— Start of EXTRACTED ENTRIES —

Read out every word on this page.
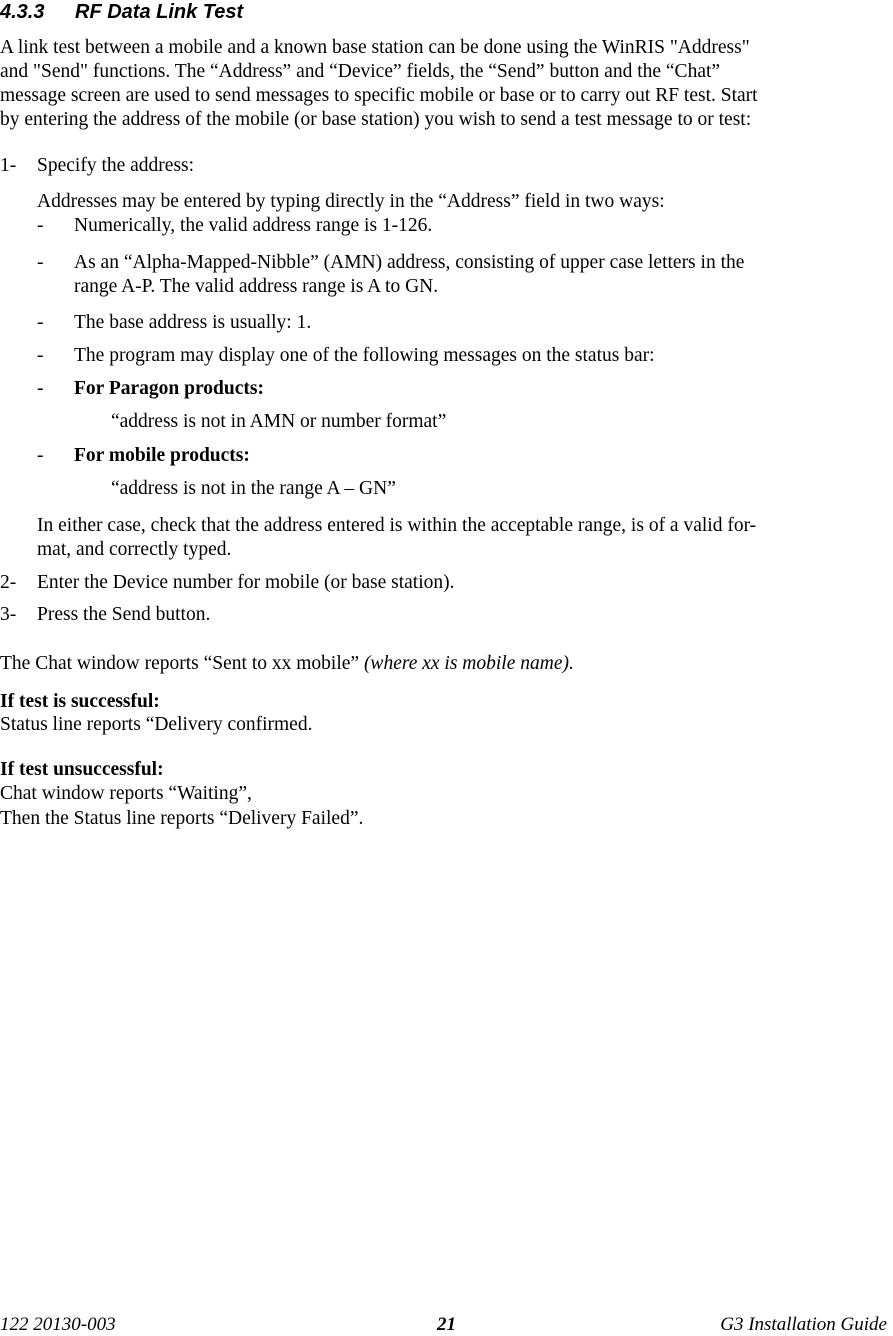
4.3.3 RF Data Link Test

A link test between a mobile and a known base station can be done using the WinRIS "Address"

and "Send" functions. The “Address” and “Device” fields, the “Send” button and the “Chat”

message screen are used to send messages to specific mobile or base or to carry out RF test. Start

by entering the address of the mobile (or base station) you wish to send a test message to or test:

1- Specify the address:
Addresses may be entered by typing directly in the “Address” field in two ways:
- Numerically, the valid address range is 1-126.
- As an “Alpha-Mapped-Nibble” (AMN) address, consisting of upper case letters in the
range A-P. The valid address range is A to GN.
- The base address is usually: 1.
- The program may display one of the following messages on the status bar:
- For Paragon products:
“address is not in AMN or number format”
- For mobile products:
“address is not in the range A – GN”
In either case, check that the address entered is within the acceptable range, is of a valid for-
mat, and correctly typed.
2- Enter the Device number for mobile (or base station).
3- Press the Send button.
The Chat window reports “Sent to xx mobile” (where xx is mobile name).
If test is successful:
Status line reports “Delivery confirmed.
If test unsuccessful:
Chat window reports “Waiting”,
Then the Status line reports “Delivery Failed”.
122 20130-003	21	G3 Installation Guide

— End of EXTRACTED ENTRIES —

> [TASK STATEMENT]
Filter lines by "number" and return each hit.

> [RESPONSE TO THE TASK]
“address is not in AMN or number format”
2- Enter the Device number for mobile (or base station).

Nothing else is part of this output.